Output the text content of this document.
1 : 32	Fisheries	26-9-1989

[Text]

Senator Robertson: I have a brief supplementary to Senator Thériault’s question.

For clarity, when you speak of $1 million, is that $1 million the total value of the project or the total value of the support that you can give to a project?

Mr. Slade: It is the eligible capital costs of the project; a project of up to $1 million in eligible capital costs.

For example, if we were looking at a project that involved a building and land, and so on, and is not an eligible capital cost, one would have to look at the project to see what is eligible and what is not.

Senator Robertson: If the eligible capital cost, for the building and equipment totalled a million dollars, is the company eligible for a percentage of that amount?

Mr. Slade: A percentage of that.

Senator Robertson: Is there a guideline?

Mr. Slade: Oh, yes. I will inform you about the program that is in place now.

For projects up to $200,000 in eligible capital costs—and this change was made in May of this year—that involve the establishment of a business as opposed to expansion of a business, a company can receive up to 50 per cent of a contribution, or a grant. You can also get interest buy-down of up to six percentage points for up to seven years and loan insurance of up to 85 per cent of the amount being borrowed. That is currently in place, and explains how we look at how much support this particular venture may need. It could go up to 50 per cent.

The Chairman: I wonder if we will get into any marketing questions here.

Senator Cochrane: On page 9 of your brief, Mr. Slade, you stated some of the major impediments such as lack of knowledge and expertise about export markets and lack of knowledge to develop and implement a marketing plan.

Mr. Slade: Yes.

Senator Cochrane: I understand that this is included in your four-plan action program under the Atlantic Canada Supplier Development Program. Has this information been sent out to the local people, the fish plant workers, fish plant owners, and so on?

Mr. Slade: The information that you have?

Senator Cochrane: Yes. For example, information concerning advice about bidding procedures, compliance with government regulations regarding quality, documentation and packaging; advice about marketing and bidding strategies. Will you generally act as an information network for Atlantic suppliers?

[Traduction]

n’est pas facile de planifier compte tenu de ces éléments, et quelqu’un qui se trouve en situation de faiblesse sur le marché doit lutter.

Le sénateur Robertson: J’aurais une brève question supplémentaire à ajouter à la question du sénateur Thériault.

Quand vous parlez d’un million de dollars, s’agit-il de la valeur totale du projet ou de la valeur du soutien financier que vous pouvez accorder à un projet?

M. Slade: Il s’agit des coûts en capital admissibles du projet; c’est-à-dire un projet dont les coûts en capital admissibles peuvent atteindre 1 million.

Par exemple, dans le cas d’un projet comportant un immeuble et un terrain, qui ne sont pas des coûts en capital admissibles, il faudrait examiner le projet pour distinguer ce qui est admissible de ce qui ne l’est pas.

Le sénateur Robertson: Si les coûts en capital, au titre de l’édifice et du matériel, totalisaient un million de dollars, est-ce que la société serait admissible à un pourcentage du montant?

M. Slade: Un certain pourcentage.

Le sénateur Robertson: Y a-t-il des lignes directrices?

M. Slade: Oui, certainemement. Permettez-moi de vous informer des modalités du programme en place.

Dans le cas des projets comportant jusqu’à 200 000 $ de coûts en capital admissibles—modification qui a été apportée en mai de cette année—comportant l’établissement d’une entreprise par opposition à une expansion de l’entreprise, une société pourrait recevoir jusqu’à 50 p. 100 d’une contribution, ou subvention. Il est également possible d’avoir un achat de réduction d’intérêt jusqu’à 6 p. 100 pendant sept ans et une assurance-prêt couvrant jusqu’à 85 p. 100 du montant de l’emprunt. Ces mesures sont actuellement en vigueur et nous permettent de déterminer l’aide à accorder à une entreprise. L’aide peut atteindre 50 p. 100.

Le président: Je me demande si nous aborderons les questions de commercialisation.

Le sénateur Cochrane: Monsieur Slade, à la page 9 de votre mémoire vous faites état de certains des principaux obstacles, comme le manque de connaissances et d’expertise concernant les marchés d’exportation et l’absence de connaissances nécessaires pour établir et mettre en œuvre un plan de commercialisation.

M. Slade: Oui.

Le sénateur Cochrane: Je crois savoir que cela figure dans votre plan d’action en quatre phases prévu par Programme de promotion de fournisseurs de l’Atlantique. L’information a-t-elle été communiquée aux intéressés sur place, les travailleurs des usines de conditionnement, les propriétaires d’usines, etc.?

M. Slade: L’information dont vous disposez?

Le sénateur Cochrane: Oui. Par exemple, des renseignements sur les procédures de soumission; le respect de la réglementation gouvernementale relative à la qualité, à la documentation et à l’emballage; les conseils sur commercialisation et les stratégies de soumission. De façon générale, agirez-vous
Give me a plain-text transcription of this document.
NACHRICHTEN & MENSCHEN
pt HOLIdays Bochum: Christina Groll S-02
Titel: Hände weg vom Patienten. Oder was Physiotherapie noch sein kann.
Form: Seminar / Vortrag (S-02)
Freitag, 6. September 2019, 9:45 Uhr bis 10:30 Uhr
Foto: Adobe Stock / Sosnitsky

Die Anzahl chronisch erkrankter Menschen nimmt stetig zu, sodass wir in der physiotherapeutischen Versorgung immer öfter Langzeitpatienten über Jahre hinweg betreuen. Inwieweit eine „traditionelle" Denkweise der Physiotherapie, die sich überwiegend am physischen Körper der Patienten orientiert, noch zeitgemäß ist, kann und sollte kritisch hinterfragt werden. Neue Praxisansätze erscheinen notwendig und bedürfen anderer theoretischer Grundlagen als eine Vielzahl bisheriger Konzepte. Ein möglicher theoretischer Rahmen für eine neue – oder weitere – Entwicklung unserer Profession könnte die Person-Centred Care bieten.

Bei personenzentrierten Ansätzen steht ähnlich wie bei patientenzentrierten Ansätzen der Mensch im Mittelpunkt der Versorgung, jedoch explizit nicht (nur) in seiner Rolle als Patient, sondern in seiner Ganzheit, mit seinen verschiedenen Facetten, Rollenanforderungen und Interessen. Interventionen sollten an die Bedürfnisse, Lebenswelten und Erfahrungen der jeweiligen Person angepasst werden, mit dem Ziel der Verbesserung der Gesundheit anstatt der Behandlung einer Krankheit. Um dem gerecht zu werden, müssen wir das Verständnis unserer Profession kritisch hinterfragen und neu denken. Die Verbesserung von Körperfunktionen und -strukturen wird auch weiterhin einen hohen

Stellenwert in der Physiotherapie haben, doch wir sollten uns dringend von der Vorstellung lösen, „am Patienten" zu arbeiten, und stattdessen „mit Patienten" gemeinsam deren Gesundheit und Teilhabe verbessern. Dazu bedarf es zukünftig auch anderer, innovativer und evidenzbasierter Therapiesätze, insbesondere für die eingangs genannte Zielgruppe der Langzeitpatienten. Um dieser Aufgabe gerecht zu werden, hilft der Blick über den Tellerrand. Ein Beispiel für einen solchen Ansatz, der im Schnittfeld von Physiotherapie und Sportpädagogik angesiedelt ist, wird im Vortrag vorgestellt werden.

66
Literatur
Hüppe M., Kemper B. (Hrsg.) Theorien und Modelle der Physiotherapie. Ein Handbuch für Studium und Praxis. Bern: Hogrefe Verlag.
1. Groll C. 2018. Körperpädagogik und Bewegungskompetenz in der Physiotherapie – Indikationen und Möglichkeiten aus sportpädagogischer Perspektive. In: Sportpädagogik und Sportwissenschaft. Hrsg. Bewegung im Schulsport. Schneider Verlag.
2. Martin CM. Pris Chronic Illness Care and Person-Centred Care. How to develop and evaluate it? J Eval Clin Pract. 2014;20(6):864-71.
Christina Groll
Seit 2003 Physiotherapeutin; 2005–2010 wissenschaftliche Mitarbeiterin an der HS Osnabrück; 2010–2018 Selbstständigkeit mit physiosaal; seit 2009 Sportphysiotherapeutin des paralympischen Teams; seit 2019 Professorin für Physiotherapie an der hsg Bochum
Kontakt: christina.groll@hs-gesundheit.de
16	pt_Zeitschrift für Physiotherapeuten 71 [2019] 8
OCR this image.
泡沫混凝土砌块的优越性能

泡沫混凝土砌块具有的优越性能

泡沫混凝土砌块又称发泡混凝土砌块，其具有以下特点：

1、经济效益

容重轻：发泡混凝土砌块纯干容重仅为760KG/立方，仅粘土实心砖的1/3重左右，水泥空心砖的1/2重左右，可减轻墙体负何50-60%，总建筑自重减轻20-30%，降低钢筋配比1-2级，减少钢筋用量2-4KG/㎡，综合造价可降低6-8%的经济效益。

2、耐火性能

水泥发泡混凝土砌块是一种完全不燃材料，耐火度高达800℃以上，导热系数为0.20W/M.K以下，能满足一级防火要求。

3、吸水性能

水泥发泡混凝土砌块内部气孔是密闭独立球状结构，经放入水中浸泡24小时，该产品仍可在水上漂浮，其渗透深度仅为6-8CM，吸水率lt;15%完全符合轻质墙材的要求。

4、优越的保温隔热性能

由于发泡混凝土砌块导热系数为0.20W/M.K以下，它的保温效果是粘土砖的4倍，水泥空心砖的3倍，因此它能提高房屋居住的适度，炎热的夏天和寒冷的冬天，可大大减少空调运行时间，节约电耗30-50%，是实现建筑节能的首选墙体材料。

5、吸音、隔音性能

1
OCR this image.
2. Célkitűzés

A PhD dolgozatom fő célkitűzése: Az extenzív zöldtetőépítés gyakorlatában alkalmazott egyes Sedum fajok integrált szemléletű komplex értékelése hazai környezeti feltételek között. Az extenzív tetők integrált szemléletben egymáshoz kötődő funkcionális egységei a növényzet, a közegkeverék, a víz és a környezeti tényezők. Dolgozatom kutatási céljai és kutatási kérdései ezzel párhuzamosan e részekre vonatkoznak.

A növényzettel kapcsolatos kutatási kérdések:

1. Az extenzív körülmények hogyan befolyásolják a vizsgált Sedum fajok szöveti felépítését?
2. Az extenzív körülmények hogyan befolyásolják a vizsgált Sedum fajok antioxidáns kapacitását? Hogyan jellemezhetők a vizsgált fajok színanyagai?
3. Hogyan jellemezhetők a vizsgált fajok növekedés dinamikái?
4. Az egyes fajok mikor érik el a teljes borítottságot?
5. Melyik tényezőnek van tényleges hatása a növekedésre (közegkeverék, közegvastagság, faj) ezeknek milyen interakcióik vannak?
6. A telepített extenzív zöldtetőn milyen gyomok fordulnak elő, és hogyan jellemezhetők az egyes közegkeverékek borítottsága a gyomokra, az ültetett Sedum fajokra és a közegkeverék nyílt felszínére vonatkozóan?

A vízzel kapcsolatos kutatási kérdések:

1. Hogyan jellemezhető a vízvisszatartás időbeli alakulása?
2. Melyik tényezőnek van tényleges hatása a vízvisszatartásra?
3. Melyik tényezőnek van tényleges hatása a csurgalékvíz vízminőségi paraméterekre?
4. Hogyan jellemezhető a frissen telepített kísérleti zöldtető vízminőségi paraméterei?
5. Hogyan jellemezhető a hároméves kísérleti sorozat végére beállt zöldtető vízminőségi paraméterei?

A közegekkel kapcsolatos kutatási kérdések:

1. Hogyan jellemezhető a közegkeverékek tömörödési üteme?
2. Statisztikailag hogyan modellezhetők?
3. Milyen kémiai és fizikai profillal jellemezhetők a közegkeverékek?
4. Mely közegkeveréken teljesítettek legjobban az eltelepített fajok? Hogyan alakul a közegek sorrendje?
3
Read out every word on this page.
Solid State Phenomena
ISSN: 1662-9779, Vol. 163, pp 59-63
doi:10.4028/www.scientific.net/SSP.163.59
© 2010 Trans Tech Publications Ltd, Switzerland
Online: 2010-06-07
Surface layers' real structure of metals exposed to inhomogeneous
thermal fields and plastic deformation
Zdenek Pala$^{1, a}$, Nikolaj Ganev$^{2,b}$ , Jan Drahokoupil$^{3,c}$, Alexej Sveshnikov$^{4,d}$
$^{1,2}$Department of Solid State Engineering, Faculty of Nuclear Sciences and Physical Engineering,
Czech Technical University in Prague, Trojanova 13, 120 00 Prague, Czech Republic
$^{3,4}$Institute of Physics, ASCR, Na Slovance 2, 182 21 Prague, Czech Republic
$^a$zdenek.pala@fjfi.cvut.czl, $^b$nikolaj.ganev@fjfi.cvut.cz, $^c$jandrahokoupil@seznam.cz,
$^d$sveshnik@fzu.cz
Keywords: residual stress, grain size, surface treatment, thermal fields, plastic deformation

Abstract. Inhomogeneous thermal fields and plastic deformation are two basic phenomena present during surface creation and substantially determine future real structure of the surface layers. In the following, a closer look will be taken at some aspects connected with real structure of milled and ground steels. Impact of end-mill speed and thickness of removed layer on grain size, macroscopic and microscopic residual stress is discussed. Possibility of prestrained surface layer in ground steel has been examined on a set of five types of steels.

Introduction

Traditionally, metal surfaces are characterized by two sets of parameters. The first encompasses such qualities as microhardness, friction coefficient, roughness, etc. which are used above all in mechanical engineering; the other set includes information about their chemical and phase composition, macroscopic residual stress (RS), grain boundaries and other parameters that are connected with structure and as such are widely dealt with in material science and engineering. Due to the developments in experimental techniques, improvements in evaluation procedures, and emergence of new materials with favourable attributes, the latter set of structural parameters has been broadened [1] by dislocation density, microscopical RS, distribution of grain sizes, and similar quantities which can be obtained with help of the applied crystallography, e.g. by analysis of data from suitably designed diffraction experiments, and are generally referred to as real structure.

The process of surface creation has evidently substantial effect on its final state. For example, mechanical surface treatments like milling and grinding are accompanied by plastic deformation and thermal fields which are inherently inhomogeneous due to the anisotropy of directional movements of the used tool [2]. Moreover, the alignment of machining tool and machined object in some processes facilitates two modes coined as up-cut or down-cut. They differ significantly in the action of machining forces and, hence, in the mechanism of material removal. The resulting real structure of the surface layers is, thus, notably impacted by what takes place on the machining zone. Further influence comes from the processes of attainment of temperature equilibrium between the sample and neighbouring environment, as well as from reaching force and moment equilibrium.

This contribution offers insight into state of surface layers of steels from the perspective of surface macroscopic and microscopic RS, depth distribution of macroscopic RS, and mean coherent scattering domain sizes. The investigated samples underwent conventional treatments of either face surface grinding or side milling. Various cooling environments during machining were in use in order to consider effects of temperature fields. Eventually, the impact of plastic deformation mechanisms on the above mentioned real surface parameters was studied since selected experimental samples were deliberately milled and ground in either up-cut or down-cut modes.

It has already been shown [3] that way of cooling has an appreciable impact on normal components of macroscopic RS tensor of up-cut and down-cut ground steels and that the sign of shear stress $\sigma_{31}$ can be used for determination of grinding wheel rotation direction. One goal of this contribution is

===============

### Problem details
Within the entries above, report how many lines include "dollars", and keep the answer to the number.

### In response
3